Listed records →
-- begin --

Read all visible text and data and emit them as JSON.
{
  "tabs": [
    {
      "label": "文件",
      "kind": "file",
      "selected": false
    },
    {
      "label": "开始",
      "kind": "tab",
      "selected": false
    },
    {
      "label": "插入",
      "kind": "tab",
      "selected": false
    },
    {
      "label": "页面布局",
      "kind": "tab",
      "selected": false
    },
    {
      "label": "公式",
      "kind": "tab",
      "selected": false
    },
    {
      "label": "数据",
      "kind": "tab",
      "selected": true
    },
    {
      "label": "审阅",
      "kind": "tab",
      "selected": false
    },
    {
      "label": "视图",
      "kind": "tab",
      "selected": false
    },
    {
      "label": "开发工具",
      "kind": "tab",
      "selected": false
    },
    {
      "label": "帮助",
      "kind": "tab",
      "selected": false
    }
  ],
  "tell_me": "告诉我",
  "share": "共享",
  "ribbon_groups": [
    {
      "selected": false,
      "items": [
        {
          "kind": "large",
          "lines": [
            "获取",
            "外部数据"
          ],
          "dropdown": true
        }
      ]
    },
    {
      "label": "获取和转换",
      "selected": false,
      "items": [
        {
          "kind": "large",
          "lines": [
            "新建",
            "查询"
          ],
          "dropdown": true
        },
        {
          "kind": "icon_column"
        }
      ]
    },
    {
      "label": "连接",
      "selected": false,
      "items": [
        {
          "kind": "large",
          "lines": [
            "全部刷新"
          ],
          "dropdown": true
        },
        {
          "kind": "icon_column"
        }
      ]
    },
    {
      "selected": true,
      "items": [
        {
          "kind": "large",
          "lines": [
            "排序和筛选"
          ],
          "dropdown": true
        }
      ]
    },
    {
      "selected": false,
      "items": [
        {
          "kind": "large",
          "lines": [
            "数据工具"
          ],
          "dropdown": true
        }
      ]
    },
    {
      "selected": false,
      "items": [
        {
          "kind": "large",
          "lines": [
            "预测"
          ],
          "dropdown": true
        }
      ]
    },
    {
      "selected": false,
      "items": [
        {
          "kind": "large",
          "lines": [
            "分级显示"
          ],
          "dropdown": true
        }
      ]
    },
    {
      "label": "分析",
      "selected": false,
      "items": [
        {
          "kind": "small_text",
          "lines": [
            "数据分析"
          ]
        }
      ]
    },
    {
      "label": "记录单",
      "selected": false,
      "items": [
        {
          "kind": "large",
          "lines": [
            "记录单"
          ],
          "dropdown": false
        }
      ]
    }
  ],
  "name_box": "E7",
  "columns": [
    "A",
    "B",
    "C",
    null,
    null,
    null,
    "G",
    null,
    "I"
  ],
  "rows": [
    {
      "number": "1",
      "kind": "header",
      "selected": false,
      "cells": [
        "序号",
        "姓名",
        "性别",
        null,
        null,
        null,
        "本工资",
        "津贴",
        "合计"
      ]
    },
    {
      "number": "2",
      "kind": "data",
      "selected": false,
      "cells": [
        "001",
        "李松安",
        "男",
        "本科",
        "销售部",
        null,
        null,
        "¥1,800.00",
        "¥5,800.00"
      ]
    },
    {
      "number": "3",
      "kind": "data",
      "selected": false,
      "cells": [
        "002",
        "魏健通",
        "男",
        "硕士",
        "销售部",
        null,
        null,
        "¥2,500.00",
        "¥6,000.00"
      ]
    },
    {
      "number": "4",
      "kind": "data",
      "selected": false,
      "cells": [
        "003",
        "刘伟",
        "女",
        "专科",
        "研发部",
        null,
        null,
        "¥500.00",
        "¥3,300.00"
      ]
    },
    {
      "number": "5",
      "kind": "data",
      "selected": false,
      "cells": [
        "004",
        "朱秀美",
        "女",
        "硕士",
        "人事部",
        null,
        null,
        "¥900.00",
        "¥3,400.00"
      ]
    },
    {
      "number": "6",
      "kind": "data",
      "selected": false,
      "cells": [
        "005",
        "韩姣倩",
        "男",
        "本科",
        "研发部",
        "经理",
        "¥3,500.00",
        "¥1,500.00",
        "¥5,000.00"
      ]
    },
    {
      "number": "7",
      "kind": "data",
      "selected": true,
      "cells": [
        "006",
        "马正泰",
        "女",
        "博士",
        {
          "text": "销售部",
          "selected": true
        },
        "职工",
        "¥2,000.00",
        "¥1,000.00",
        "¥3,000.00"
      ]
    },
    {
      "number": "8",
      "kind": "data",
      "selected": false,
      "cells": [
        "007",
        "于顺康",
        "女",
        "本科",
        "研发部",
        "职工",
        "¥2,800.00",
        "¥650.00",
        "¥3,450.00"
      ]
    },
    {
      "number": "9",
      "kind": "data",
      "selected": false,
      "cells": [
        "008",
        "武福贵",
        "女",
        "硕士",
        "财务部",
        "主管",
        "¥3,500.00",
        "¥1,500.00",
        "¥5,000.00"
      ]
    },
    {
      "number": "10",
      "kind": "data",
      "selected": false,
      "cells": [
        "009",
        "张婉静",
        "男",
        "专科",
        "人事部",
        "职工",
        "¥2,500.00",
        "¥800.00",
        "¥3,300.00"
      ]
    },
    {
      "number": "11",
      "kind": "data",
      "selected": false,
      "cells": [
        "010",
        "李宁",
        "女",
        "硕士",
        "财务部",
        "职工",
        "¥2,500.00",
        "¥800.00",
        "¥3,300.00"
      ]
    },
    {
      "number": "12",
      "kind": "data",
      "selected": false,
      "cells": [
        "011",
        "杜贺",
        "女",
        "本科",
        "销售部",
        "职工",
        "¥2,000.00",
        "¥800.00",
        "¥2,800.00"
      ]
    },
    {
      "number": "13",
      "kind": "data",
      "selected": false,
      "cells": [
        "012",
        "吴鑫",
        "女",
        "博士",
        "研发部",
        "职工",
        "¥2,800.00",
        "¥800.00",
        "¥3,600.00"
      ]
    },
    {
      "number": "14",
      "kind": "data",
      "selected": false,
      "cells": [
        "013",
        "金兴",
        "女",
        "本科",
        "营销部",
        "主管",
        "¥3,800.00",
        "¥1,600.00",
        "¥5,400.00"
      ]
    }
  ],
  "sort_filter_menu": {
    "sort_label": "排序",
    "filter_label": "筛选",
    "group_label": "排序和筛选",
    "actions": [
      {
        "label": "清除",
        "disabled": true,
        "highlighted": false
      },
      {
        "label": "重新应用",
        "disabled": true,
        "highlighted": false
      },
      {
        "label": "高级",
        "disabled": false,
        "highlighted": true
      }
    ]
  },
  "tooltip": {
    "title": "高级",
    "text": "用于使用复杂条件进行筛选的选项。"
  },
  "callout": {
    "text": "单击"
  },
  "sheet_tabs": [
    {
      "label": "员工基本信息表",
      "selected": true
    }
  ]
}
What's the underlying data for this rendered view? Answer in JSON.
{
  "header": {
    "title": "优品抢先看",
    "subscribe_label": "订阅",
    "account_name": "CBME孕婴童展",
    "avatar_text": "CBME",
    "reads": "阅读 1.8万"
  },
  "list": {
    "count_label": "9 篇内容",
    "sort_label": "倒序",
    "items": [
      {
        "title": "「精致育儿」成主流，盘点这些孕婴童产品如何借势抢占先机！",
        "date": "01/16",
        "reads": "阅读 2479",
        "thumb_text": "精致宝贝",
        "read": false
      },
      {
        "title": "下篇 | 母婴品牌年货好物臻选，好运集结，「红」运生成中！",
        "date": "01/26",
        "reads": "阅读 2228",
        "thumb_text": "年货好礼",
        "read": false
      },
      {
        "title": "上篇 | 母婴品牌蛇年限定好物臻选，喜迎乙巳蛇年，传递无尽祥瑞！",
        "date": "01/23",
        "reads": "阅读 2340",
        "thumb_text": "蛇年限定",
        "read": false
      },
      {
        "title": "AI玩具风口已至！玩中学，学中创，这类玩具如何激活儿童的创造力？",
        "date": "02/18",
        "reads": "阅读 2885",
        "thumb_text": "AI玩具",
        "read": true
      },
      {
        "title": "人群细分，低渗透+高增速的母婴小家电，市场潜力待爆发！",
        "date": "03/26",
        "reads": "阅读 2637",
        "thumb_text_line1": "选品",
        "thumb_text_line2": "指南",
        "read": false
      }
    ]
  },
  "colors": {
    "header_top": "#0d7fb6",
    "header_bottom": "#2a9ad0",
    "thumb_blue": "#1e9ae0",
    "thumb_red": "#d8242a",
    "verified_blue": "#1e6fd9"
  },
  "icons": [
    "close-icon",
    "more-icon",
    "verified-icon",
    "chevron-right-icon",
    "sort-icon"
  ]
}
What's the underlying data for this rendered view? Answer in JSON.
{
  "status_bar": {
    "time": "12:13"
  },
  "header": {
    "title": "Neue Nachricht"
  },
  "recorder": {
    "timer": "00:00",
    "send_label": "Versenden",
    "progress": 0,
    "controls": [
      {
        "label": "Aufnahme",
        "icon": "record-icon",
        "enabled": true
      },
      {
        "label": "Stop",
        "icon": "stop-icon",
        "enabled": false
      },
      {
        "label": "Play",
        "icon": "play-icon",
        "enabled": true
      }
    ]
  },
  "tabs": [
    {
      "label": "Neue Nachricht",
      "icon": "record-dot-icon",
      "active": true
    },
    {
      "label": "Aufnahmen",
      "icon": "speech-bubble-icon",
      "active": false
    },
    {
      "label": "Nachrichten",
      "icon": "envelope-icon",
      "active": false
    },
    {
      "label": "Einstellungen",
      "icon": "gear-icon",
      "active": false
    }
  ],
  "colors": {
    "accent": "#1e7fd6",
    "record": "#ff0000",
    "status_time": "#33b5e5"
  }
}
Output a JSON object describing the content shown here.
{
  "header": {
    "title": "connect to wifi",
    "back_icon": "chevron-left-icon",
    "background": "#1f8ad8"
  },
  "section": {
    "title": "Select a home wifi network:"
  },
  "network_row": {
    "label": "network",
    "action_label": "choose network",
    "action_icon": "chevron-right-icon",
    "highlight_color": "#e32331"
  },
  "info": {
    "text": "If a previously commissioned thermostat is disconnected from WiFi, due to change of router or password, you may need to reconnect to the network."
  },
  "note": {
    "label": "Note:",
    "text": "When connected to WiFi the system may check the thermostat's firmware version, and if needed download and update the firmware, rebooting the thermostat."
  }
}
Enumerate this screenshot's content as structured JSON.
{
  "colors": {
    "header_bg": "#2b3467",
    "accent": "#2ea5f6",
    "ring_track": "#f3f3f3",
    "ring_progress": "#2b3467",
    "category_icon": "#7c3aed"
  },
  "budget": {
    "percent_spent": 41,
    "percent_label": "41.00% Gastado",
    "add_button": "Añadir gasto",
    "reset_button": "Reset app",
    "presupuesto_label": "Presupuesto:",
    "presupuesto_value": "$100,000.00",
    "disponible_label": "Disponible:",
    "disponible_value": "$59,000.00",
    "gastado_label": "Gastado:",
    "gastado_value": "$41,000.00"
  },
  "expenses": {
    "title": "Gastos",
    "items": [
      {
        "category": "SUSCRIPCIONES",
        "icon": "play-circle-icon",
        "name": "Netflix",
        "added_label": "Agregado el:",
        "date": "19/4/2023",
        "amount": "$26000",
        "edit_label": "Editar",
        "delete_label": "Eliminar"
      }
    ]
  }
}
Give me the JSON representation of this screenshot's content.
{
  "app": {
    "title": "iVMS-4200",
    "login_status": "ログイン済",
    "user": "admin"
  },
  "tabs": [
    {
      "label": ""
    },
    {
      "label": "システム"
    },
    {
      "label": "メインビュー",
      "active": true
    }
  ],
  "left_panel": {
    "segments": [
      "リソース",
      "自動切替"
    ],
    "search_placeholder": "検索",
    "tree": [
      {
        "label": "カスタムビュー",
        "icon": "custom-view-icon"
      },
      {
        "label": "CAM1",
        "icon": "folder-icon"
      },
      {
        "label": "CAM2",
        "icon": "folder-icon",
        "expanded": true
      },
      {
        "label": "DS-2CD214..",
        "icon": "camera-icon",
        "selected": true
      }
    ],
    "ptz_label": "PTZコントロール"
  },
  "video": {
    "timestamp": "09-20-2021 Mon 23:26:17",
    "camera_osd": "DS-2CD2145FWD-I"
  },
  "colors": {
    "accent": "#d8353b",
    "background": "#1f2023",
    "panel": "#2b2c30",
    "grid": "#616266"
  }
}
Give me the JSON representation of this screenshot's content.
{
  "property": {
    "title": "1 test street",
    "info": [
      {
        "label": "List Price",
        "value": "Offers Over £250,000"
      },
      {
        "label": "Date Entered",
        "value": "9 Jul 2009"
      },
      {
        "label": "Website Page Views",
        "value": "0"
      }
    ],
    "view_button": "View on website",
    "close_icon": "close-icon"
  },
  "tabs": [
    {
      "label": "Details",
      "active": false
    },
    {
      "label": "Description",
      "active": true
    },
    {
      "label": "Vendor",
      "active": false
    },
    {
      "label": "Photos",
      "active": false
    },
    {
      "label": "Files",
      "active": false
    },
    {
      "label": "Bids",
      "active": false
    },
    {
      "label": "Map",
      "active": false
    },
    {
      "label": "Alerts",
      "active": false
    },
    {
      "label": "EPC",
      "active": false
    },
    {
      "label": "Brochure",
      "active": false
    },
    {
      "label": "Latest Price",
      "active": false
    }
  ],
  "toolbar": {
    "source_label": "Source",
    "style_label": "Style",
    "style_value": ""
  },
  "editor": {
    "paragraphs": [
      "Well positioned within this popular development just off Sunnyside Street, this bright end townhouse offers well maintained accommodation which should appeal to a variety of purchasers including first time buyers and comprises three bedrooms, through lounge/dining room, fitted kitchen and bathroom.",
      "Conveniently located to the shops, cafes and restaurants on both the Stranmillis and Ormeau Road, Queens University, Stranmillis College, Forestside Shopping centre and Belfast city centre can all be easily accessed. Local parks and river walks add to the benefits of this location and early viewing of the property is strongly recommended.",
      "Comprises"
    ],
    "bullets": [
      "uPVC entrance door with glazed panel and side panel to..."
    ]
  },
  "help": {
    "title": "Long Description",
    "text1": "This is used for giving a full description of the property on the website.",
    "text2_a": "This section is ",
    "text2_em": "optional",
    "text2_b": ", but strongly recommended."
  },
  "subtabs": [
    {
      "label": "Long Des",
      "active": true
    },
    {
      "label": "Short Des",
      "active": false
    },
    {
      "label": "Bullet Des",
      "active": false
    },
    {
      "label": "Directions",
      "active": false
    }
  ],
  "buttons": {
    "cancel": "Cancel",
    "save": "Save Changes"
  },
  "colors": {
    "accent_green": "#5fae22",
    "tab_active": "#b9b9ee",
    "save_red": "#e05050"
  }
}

-- end --

Aim of the task → Examine the records and report how many lines contain the string "background". Only the number should be given.

Solution for this task → 2